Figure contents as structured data
========
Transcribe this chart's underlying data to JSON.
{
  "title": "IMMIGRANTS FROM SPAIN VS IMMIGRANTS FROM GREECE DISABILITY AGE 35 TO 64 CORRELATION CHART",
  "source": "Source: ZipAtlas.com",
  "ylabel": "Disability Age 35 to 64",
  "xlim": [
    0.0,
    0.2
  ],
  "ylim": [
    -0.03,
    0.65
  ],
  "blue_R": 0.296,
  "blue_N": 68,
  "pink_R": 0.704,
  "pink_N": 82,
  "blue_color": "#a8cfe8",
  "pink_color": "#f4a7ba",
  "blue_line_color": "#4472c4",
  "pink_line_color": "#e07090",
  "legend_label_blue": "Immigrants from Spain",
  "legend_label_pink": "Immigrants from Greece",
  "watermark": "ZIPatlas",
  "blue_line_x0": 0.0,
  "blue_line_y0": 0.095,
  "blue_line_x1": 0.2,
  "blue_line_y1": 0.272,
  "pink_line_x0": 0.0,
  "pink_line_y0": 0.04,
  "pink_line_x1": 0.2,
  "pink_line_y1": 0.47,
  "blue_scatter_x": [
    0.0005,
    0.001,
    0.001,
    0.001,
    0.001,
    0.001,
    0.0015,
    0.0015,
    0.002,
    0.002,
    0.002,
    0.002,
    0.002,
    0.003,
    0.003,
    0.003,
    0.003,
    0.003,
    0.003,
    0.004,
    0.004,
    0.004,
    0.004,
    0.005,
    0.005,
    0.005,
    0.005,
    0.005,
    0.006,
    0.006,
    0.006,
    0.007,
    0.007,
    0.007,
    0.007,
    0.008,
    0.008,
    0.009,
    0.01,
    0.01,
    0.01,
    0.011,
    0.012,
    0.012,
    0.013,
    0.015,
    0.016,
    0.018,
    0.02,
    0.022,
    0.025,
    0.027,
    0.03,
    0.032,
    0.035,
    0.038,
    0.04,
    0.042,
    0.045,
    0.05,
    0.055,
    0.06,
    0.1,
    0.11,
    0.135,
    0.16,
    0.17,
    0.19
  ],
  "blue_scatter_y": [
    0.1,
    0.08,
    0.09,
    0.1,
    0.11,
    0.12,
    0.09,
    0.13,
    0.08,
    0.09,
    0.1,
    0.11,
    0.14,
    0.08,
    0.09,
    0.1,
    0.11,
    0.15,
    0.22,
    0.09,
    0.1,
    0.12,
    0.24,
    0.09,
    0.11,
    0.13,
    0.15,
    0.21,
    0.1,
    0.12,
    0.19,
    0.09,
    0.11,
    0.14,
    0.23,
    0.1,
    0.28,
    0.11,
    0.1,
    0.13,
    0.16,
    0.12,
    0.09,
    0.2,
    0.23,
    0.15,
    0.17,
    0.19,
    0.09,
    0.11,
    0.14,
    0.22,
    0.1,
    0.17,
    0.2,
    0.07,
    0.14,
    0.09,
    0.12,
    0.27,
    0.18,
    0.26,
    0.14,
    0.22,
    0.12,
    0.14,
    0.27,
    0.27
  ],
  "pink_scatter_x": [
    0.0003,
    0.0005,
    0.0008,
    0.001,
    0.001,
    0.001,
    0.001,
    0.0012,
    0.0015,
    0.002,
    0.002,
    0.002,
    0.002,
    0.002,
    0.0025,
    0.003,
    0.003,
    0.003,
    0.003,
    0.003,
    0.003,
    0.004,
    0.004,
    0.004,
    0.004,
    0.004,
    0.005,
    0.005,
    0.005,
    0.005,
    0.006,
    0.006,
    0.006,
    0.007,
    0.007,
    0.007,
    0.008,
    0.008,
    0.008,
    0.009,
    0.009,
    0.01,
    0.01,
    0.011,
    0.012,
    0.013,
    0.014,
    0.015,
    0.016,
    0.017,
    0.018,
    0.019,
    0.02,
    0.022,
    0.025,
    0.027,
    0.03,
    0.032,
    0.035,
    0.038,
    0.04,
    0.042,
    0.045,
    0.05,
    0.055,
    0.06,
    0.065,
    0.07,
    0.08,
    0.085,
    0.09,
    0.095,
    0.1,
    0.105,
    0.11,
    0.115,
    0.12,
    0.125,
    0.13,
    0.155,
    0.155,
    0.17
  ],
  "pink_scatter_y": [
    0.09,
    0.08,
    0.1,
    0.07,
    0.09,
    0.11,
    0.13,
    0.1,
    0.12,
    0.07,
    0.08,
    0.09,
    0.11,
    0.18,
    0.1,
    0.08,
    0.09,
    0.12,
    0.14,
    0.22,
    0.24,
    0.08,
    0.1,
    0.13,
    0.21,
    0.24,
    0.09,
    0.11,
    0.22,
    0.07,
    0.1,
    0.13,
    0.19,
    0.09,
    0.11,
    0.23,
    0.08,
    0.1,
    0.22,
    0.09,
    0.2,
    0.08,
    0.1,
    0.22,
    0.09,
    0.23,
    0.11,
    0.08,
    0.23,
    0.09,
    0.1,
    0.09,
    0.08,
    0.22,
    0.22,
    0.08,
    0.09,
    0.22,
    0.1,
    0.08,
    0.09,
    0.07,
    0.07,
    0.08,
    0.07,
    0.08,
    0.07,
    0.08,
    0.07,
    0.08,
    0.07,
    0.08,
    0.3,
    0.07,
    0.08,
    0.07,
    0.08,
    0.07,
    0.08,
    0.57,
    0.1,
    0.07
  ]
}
========
Directions for this task:
Every entry above needs to be quoted exactly.

Full solution:
Transcribe this chart's underlying data to JSON.
{
  "title": "IMMIGRANTS FROM SPAIN VS IMMIGRANTS FROM GREECE DISABILITY AGE 35 TO 64 CORRELATION CHART",
  "source": "Source: ZipAtlas.com",
  "ylabel": "Disability Age 35 to 64",
  "xlim": [
    0.0,
    0.2
  ],
  "ylim": [
    -0.03,
    0.65
  ],
  "blue_R": 0.296,
  "blue_N": 68,
  "pink_R": 0.704,
  "pink_N": 82,
  "blue_color": "#a8cfe8",
  "pink_color": "#f4a7ba",
  "blue_line_color": "#4472c4",
  "pink_line_color": "#e07090",
  "legend_label_blue": "Immigrants from Spain",
  "legend_label_pink": "Immigrants from Greece",
  "watermark": "ZIPatlas",
  "blue_line_x0": 0.0,
  "blue_line_y0": 0.095,
  "blue_line_x1": 0.2,
  "blue_line_y1": 0.272,
  "pink_line_x0": 0.0,
  "pink_line_y0": 0.04,
  "pink_line_x1": 0.2,
  "pink_line_y1": 0.47,
  "blue_scatter_x": [
    0.0005,
    0.001,
    0.001,
    0.001,
    0.001,
    0.001,
    0.0015,
    0.0015,
    0.002,
    0.002,
    0.002,
    0.002,
    0.002,
    0.003,
    0.003,
    0.003,
    0.003,
    0.003,
    0.003,
    0.004,
    0.004,
    0.004,
    0.004,
    0.005,
    0.005,
    0.005,
    0.005,
    0.005,
    0.006,
    0.006,
    0.006,
    0.007,
    0.007,
    0.007,
    0.007,
    0.008,
    0.008,
    0.009,
    0.01,
    0.01,
    0.01,
    0.011,
    0.012,
    0.012,
    0.013,
    0.015,
    0.016,
    0.018,
    0.02,
    0.022,
    0.025,
    0.027,
    0.03,
    0.032,
    0.035,
    0.038,
    0.04,
    0.042,
    0.045,
    0.05,
    0.055,
    0.06,
    0.1,
    0.11,
    0.135,
    0.16,
    0.17,
    0.19
  ],
  "blue_scatter_y": [
    0.1,
    0.08,
    0.09,
    0.1,
    0.11,
    0.12,
    0.09,
    0.13,
    0.08,
    0.09,
    0.1,
    0.11,
    0.14,
    0.08,
    0.09,
    0.1,
    0.11,
    0.15,
    0.22,
    0.09,
    0.1,
    0.12,
    0.24,
    0.09,
    0.11,
    0.13,
    0.15,
    0.21,
    0.1,
    0.12,
    0.19,
    0.09,
    0.11,
    0.14,
    0.23,
    0.1,
    0.28,
    0.11,
    0.1,
    0.13,
    0.16,
    0.12,
    0.09,
    0.2,
    0.23,
    0.15,
    0.17,
    0.19,
    0.09,
    0.11,
    0.14,
    0.22,
    0.1,
    0.17,
    0.2,
    0.07,
    0.14,
    0.09,
    0.12,
    0.27,
    0.18,
    0.26,
    0.14,
    0.22,
    0.12,
    0.14,
    0.27,
    0.27
  ],
  "pink_scatter_x": [
    0.0003,
    0.0005,
    0.0008,
    0.001,
    0.001,
    0.001,
    0.001,
    0.0012,
    0.0015,
    0.002,
    0.002,
    0.002,
    0.002,
    0.002,
    0.0025,
    0.003,
    0.003,
    0.003,
    0.003,
    0.003,
    0.003,
    0.004,
    0.004,
    0.004,
    0.004,
    0.004,
    0.005,
    0.005,
    0.005,
    0.005,
    0.006,
    0.006,
    0.006,
    0.007,
    0.007,
    0.007,
    0.008,
    0.008,
    0.008,
    0.009,
    0.009,
    0.01,
    0.01,
    0.011,
    0.012,
    0.013,
    0.014,
    0.015,
    0.016,
    0.017,
    0.018,
    0.019,
    0.02,
    0.022,
    0.025,
    0.027,
    0.03,
    0.032,
    0.035,
    0.038,
    0.04,
    0.042,
    0.045,
    0.05,
    0.055,
    0.06,
    0.065,
    0.07,
    0.08,
    0.085,
    0.09,
    0.095,
    0.1,
    0.105,
    0.11,
    0.115,
    0.12,
    0.125,
    0.13,
    0.155,
    0.155,
    0.17
  ],
  "pink_scatter_y": [
    0.09,
    0.08,
    0.1,
    0.07,
    0.09,
    0.11,
    0.13,
    0.1,
    0.12,
    0.07,
    0.08,
    0.09,
    0.11,
    0.18,
    0.1,
    0.08,
    0.09,
    0.12,
    0.14,
    0.22,
    0.24,
    0.08,
    0.1,
    0.13,
    0.21,
    0.24,
    0.09,
    0.11,
    0.22,
    0.07,
    0.1,
    0.13,
    0.19,
    0.09,
    0.11,
    0.23,
    0.08,
    0.1,
    0.22,
    0.09,
    0.2,
    0.08,
    0.1,
    0.22,
    0.09,
    0.23,
    0.11,
    0.08,
    0.23,
    0.09,
    0.1,
    0.09,
    0.08,
    0.22,
    0.22,
    0.08,
    0.09,
    0.22,
    0.1,
    0.08,
    0.09,
    0.07,
    0.07,
    0.08,
    0.07,
    0.08,
    0.07,
    0.08,
    0.07,
    0.08,
    0.07,
    0.08,
    0.3,
    0.07,
    0.08,
    0.07,
    0.08,
    0.07,
    0.08,
    0.57,
    0.1,
    0.07
  ]
}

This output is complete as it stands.